任务目标 1 | 请逐字照录列表中从第一行起、到包含“y-tick-layer: As-Designed As-Operated: [69, 220, 254, 696]”的那一行为止的各行,首尾两行都要包括在内。

文本段落 |
归一化差值积雪指数NDSI是积雪识别中最常用的指数,但由于云的遮挡限制了MODIS NDSI产品的应用。本文提出了一种基于邻近相似像元的MODIS NDSI产品去云方法,并分析了无云NDSI序列在积雪识别中的最优阈值。对于NDSI影像上某一个云遮挡的目标像元,选取目标像元的n个邻近相似像元进行加权平均来预测该目标像元的NDSI值。以东北积雪区2017年10月1日至2018年4月31日一个积雪季的NDSI产品进行去云实验,并采用“云假设”的方法进行了检验,所预测到的云覆盖像元NDSI值与实际值的相关系数达到0.95,均方根误差为0.08。将逐日无云NDSI序列与气象站点测量的雪深序列进行对比,二者具有很好的一致性。气象站点的测量雪深大于等于1cm时,假定该站点所在的像元为有雪像元,并以此为真值,分析无云NDSI序列在积雪识别中的最优阈值。结果表明,非森林地区NDSI阈值为0.1时积雪提取的精度最高,可以达到95.6%;森林地区的NDSI最优阈值为0,对应的积雪提取精度为93.5%。

任务目标 2 |
根据上面关于NDSI去云方法的文本段落,回答下列问题:
(a) 气象站点测量雪深达到多少时,假定该站点所在像元为有雪像元?
(b) 预测的云覆盖像元NDSI值与实际值的相关系数是多少?
(c) 森林地区的NDSI最优阈值是多少,对应的积雪提取精度是多少?

空间标注记录:

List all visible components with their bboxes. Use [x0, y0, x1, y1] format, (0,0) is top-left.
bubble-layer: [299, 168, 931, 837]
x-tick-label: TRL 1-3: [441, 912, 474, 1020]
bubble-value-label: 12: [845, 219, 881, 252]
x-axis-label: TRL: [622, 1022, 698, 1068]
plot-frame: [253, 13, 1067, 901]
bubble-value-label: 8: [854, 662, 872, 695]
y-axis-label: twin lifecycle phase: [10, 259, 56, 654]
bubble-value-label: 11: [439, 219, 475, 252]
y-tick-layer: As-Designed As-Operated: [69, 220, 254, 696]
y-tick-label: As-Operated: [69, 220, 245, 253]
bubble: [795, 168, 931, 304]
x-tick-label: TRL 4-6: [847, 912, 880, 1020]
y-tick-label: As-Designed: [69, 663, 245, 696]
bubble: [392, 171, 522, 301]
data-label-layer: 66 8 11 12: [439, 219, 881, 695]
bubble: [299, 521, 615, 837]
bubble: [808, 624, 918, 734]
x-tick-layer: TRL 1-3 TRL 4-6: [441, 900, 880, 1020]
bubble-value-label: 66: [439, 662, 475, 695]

完整输出 1 |
List all visible components with their bboxes. Use [x0, y0, x1, y1] format, (0,0) is top-left.
bubble-layer: [299, 168, 931, 837]
x-tick-label: TRL 1-3: [441, 912, 474, 1020]
bubble-value-label: 12: [845, 219, 881, 252]
x-axis-label: TRL: [622, 1022, 698, 1068]
plot-frame: [253, 13, 1067, 901]
bubble-value-label: 8: [854, 662, 872, 695]
y-axis-label: twin lifecycle phase: [10, 259, 56, 654]
bubble-value-label: 11: [439, 219, 475, 252]
y-tick-layer: As-Designed As-Operated: [69, 220, 254, 696]

完整输出 2 |
(a) 大于等于1cm。
(b) 0.95。
(c) 最优阈值为0,对应的积雪提取精度为93.5%。